PROBLEM TO WORK ON >> Listed below are entries; give the number of lines among them that include "сказка", and only that number.

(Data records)
────────────────

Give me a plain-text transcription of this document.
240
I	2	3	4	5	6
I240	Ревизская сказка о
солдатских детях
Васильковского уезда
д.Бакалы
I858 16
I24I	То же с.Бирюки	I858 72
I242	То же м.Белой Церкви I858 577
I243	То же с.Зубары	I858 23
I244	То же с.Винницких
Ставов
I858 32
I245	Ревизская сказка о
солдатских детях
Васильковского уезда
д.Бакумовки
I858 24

────────────────

OUTPUT FOR THIS EXERCISE >> 2